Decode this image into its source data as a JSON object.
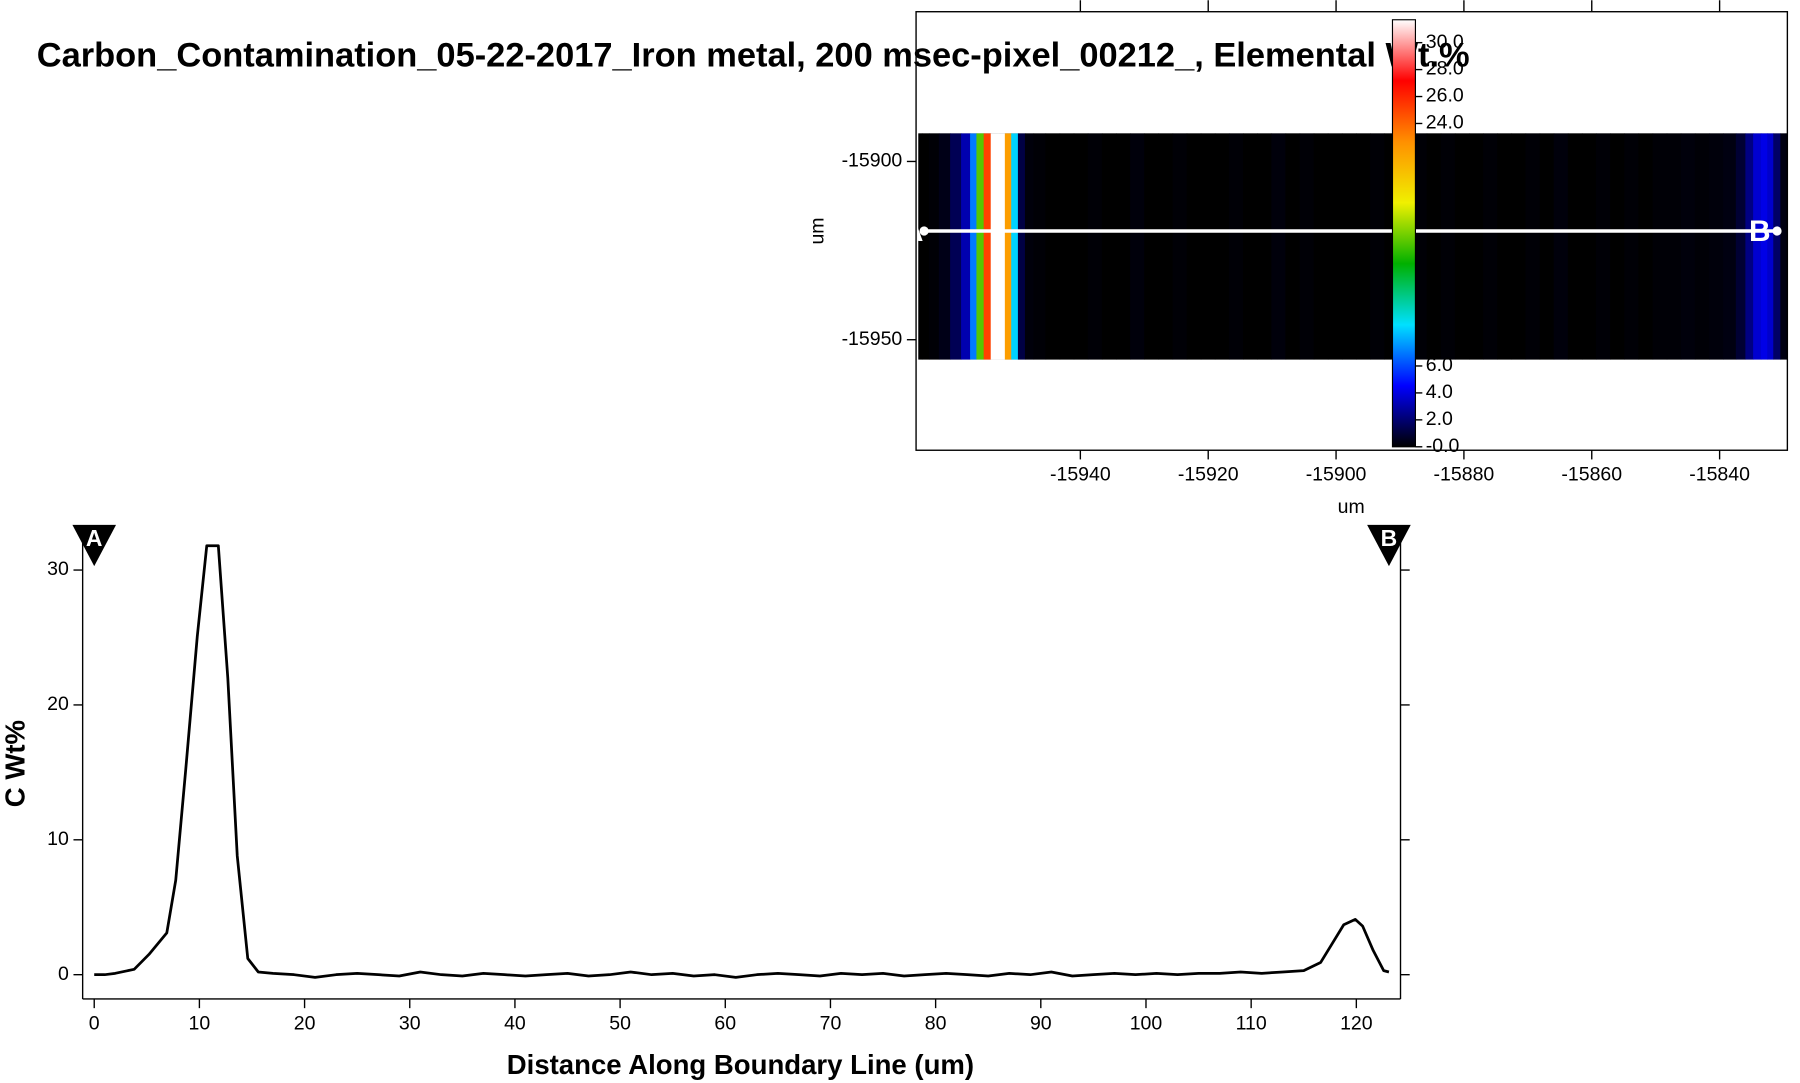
{
  "chart_data": [
    {
      "type": "heatmap",
      "title": "Carbon_Contamination_05-22-2017_Iron metal, 200 msec-pixel_00212_, Elemental Wt.%",
      "xlabel": "um",
      "ylabel": "um",
      "xlim": [
        -15965.7,
        -15829.4
      ],
      "ylim": [
        -15981,
        -15858
      ],
      "xticks": [
        -15940,
        -15920,
        -15900,
        -15880,
        -15860,
        -15840
      ],
      "yticks": [
        -15900,
        -15950
      ],
      "line_labels": [
        "A",
        "B"
      ],
      "colorbar": {
        "clim": [
          0,
          31.7
        ],
        "ticks": [
          {
            "value": 0,
            "label": "-0.0"
          },
          {
            "value": 2,
            "label": "2.0"
          },
          {
            "value": 4,
            "label": "4.0"
          },
          {
            "value": 6,
            "label": "6.0"
          },
          {
            "value": 24,
            "label": "24.0"
          },
          {
            "value": 26,
            "label": "26.0"
          },
          {
            "value": 28,
            "label": "28.0"
          },
          {
            "value": 30,
            "label": "30.0"
          }
        ],
        "colormap": [
          "#000000",
          "#0000ff",
          "#00e0ff",
          "#00b000",
          "#f0f000",
          "#ff9000",
          "#ff0000",
          "#ffffff"
        ]
      }
    },
    {
      "type": "line",
      "xlabel": "Distance Along Boundary Line (um)",
      "ylabel": "C Wt%",
      "xlim": [
        -1.1,
        124.2
      ],
      "ylim": [
        -1.8,
        32.5
      ],
      "xticks": [
        0,
        10,
        20,
        30,
        40,
        50,
        60,
        70,
        80,
        90,
        100,
        110,
        120
      ],
      "yticks": [
        0,
        10,
        20,
        30
      ],
      "markers": [
        "A",
        "B"
      ],
      "color": "#000000",
      "x": [
        0,
        1,
        2,
        3.8,
        5.2,
        6.9,
        7.75,
        8.7,
        9.8,
        10.7,
        11.8,
        12.7,
        13.6,
        14.6,
        15.6,
        17,
        19,
        21,
        23,
        25,
        27,
        29,
        31,
        33,
        35,
        37,
        39,
        41,
        43,
        45,
        47,
        49,
        51,
        53,
        55,
        57,
        59,
        61,
        63,
        65,
        67,
        69,
        71,
        73,
        75,
        77,
        79,
        81,
        83,
        85,
        87,
        89,
        91,
        93,
        95,
        97,
        99,
        101,
        103,
        105,
        107,
        109,
        111,
        113,
        115,
        116.6,
        117.7,
        118.8,
        119.9,
        120.6,
        121.6,
        122.6,
        123.1
      ],
      "values": [
        0,
        0,
        0.1,
        0.4,
        1.5,
        3.1,
        7.0,
        15.2,
        25.1,
        31.8,
        31.8,
        22,
        8.8,
        1.2,
        0.2,
        0.1,
        0,
        -0.2,
        0,
        0.1,
        0,
        -0.1,
        0.2,
        0,
        -0.1,
        0.1,
        0,
        -0.1,
        0,
        0.1,
        -0.1,
        0,
        0.2,
        0,
        0.1,
        -0.1,
        0,
        -0.2,
        0,
        0.1,
        0,
        -0.1,
        0.1,
        0,
        0.1,
        -0.1,
        0,
        0.1,
        0,
        -0.1,
        0.1,
        0,
        0.2,
        -0.1,
        0,
        0.1,
        0,
        0.1,
        0,
        0.1,
        0.1,
        0.2,
        0.1,
        0.2,
        0.3,
        0.9,
        2.3,
        3.7,
        4.1,
        3.6,
        1.8,
        0.3,
        0.2
      ]
    }
  ]
}
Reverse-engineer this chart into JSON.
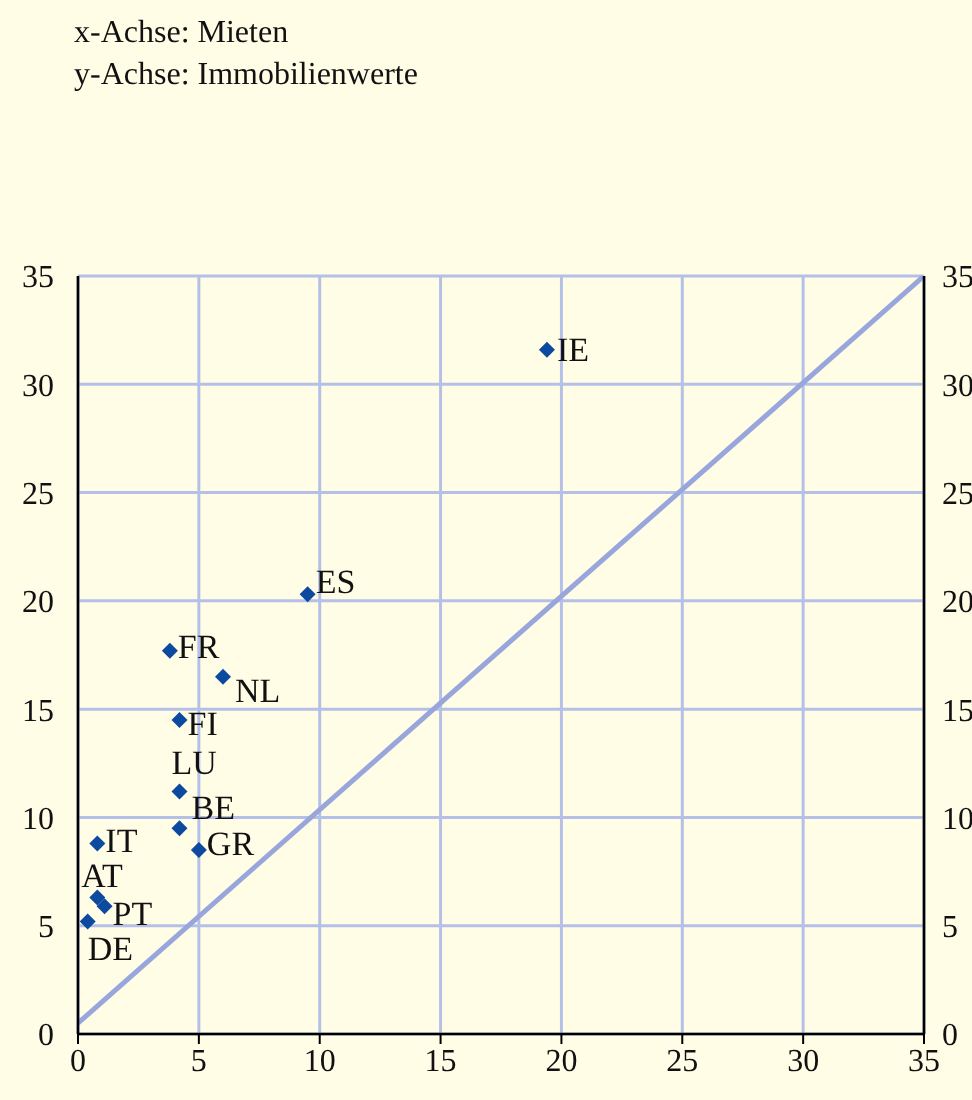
{
  "chart_data": {
    "type": "scatter",
    "xlim": [
      0,
      35
    ],
    "xticks": [
      0,
      5,
      10,
      15,
      20,
      25,
      30,
      35
    ],
    "ylim": [
      0,
      35
    ],
    "yticks": [
      0,
      5,
      10,
      15,
      20,
      25,
      30,
      35
    ],
    "y2lim": [
      0,
      35
    ],
    "y2ticks": [
      0,
      5,
      10,
      15,
      20,
      25,
      30,
      35
    ],
    "grid": true,
    "marker": "diamond",
    "series": [
      {
        "type": "scatter",
        "color": "#0b4a9e",
        "x": [
          19.4,
          9.5,
          3.8,
          6.0,
          4.2,
          4.2,
          4.2,
          5.0,
          0.8,
          0.8,
          1.1,
          0.4
        ],
        "values": [
          31.6,
          20.3,
          17.7,
          16.5,
          14.5,
          11.2,
          9.5,
          8.5,
          8.8,
          6.3,
          5.9,
          5.2
        ]
      },
      {
        "type": "line",
        "color": "#98a6dc",
        "marker": "none",
        "x": [
          0,
          35
        ],
        "values": [
          0.5,
          35
        ]
      }
    ],
    "annotations": [
      "x-Achse: Mieten",
      "y-Achse: Immobilienwerte",
      {
        "text": "IE",
        "x": 19.4,
        "y": 31.6
      },
      {
        "text": "ES",
        "x": 9.5,
        "y": 20.3
      },
      {
        "text": "FR",
        "x": 3.8,
        "y": 17.7
      },
      {
        "text": "NL",
        "x": 6.0,
        "y": 16.5
      },
      {
        "text": "FI",
        "x": 4.2,
        "y": 14.5
      },
      {
        "text": "LU",
        "x": 4.2,
        "y": 11.2
      },
      {
        "text": "BE",
        "x": 4.2,
        "y": 9.5
      },
      {
        "text": "GR",
        "x": 5.0,
        "y": 8.5
      },
      {
        "text": "IT",
        "x": 0.8,
        "y": 8.8
      },
      {
        "text": "AT",
        "x": 0.8,
        "y": 6.3
      },
      {
        "text": "PT",
        "x": 1.1,
        "y": 5.9
      },
      {
        "text": "DE",
        "x": 0.4,
        "y": 5.2
      }
    ]
  }
}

····················

● **Directions for this task**: Find every line in the records above that contains the word "type", and copy each one.

● **Correct answer**:
      "type": "heatmap",
      "type": "line",
    "type": "scatter",
        "type": "scatter",
        "type": "line",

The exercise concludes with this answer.